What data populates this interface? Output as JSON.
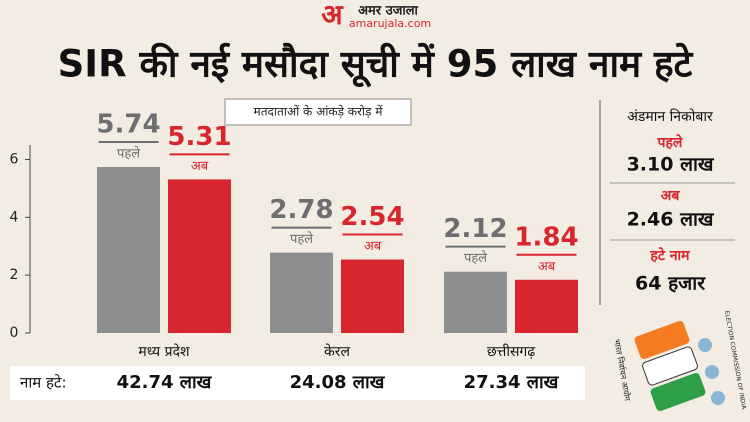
{
  "logo": {
    "letter": "अ",
    "name": "अमर उजाला",
    "site": "amarujala.com"
  },
  "chart_data": {
    "type": "bar",
    "title": "SIR की नई मसौदा सूची में 95 लाख नाम हटे",
    "subtitle": "मतदाताओं के आंकड़े करोड़ में",
    "categories": [
      "मध्य प्रदेश",
      "केरल",
      "छत्तीसगढ़"
    ],
    "series": [
      {
        "name": "पहले",
        "color": "#8d8e90",
        "values": [
          5.74,
          2.78,
          2.12
        ]
      },
      {
        "name": "अब",
        "color": "#d7262e",
        "values": [
          5.31,
          2.54,
          1.84
        ]
      }
    ],
    "ylim": [
      0,
      6.5
    ],
    "yticks": [
      0,
      2,
      4,
      6
    ],
    "removed_label": "नाम हटे:",
    "removed": [
      "42.74 लाख",
      "24.08 लाख",
      "27.34 लाख"
    ]
  },
  "side_panel": {
    "title": "अंडमान निकोबार",
    "items": [
      {
        "label": "पहले",
        "value": "3.10 लाख"
      },
      {
        "label": "अब",
        "value": "2.46 लाख"
      },
      {
        "label": "हटे नाम",
        "value": "64 हजार"
      }
    ]
  },
  "emblem": {
    "hindi": "भारत निर्वाचन आयोग",
    "english": "ELECTION COMMISSION OF INDIA"
  }
}
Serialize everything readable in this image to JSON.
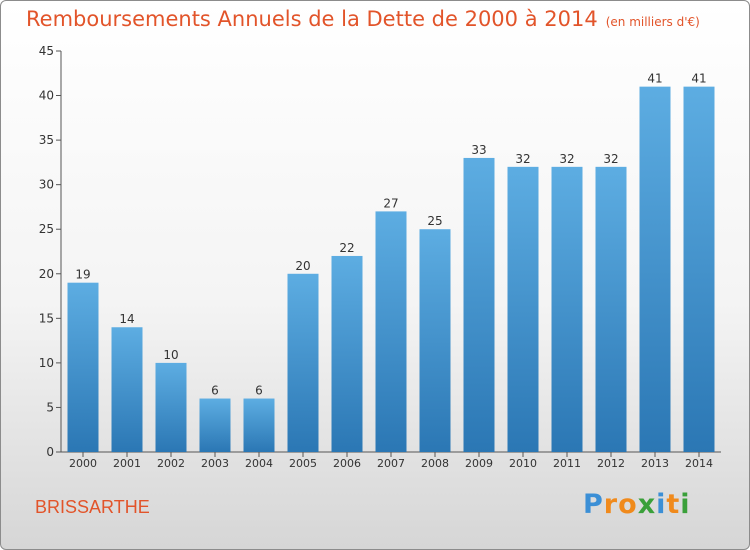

_ _ _

• _SET EXERCISE_: Skip the pictures, then retype every line above exactly.

• _RESPONSE FOR THIS EXERCISE_:
What data populates this interface? Output as JSON.
{
  "logo": {
    "letter": "अ",
    "name": "अमर उजाला",
    "site": "amarujala.com"
  },
  "chart_data": {
    "type": "bar",
    "title": "SIR की नई मसौदा सूची में 95 लाख नाम हटे",
    "subtitle": "मतदाताओं के आंकड़े करोड़ में",
    "categories": [
      "मध्य प्रदेश",
      "केरल",
      "छत्तीसगढ़"
    ],
    "series": [
      {
        "name": "पहले",
        "color": "#8d8e90",
        "values": [
          5.74,
          2.78,
          2.12
        ]
      },
      {
        "name": "अब",
        "color": "#d7262e",
        "values": [
          5.31,
          2.54,
          1.84
        ]
      }
    ],
    "ylim": [
      0,
      6.5
    ],
    "yticks": [
      0,
      2,
      4,
      6
    ],
    "removed_label": "नाम हटे:",
    "removed": [
      "42.74 लाख",
      "24.08 लाख",
      "27.34 लाख"
    ]
  },
  "side_panel": {
    "title": "अंडमान निकोबार",
    "items": [
      {
        "label": "पहले",
        "value": "3.10 लाख"
      },
      {
        "label": "अब",
        "value": "2.46 लाख"
      },
      {
        "label": "हटे नाम",
        "value": "64 हजार"
      }
    ]
  },
  "emblem": {
    "hindi": "भारत निर्वाचन आयोग",
    "english": "ELECTION COMMISSION OF INDIA"
  }
}
Serialize everything readable in this image to JSON.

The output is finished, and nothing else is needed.